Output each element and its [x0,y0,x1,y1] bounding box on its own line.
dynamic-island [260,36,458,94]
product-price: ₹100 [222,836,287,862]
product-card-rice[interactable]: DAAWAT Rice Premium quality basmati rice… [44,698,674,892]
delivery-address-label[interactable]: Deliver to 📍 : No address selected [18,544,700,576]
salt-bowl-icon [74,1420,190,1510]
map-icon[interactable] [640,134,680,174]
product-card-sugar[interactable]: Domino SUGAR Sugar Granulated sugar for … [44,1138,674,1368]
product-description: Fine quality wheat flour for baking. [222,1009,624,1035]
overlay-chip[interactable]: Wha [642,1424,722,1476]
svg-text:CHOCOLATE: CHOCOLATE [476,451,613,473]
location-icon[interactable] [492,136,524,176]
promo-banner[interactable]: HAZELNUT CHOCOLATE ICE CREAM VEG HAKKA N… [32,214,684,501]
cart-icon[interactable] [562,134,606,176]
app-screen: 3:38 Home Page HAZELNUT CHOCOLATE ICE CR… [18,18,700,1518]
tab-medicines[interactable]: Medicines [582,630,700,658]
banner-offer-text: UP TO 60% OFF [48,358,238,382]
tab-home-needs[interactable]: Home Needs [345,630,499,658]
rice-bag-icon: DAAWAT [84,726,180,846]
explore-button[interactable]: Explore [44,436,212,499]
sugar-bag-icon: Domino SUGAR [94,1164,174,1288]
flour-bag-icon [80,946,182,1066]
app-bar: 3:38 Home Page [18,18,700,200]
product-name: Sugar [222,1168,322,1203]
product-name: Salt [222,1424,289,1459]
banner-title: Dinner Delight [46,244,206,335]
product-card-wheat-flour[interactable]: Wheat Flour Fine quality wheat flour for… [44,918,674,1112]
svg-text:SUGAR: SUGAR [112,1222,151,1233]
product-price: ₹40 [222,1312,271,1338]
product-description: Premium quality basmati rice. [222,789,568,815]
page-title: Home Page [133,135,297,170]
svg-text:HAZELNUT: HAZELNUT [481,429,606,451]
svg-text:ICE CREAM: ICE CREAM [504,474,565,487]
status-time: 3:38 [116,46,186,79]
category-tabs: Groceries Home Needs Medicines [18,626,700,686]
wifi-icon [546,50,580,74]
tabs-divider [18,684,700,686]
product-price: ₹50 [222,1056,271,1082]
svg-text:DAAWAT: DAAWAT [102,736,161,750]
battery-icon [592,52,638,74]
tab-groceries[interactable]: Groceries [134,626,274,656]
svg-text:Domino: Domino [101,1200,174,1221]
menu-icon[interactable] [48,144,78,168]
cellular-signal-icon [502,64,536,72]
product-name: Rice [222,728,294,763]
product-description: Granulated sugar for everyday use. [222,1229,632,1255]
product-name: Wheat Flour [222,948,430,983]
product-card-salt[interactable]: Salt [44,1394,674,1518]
---
> Aufgabe:
Tausche in allen Einträgen oben "product-price" gegen "item-price" aus und gib die Zeilen ansonsten unverändert wieder.

> Lösung:
Output each element and its [x0,y0,x1,y1] bounding box on its own line.
dynamic-island [260,36,458,94]
item-price: ₹100 [222,836,287,862]
product-card-rice[interactable]: DAAWAT Rice Premium quality basmati rice… [44,698,674,892]
delivery-address-label[interactable]: Deliver to 📍 : No address selected [18,544,700,576]
salt-bowl-icon [74,1420,190,1510]
map-icon[interactable] [640,134,680,174]
product-card-sugar[interactable]: Domino SUGAR Sugar Granulated sugar for … [44,1138,674,1368]
product-description: Fine quality wheat flour for baking. [222,1009,624,1035]
overlay-chip[interactable]: Wha [642,1424,722,1476]
svg-text:CHOCOLATE: CHOCOLATE [476,451,613,473]
location-icon[interactable] [492,136,524,176]
promo-banner[interactable]: HAZELNUT CHOCOLATE ICE CREAM VEG HAKKA N… [32,214,684,501]
cart-icon[interactable] [562,134,606,176]
app-screen: 3:38 Home Page HAZELNUT CHOCOLATE ICE CR… [18,18,700,1518]
tab-medicines[interactable]: Medicines [582,630,700,658]
banner-offer-text: UP TO 60% OFF [48,358,238,382]
tab-home-needs[interactable]: Home Needs [345,630,499,658]
rice-bag-icon: DAAWAT [84,726,180,846]
explore-button[interactable]: Explore [44,436,212,499]
sugar-bag-icon: Domino SUGAR [94,1164,174,1288]
flour-bag-icon [80,946,182,1066]
app-bar: 3:38 Home Page [18,18,700,200]
product-name: Sugar [222,1168,322,1203]
product-name: Salt [222,1424,289,1459]
banner-title: Dinner Delight [46,244,206,335]
product-card-wheat-flour[interactable]: Wheat Flour Fine quality wheat flour for… [44,918,674,1112]
svg-text:SUGAR: SUGAR [112,1222,151,1233]
item-price: ₹40 [222,1312,271,1338]
product-description: Premium quality basmati rice. [222,789,568,815]
page-title: Home Page [133,135,297,170]
svg-text:HAZELNUT: HAZELNUT [481,429,606,451]
svg-text:ICE CREAM: ICE CREAM [504,474,565,487]
status-time: 3:38 [116,46,186,79]
category-tabs: Groceries Home Needs Medicines [18,626,700,686]
wifi-icon [546,50,580,74]
tabs-divider [18,684,700,686]
item-price: ₹50 [222,1056,271,1082]
svg-text:DAAWAT: DAAWAT [102,736,161,750]
battery-icon [592,52,638,74]
tab-groceries[interactable]: Groceries [134,626,274,656]
svg-text:Domino: Domino [101,1200,174,1221]
menu-icon[interactable] [48,144,78,168]
cellular-signal-icon [502,64,536,72]
product-name: Rice [222,728,294,763]
product-description: Granulated sugar for everyday use. [222,1229,632,1255]
product-name: Wheat Flour [222,948,430,983]
product-card-salt[interactable]: Salt [44,1394,674,1518]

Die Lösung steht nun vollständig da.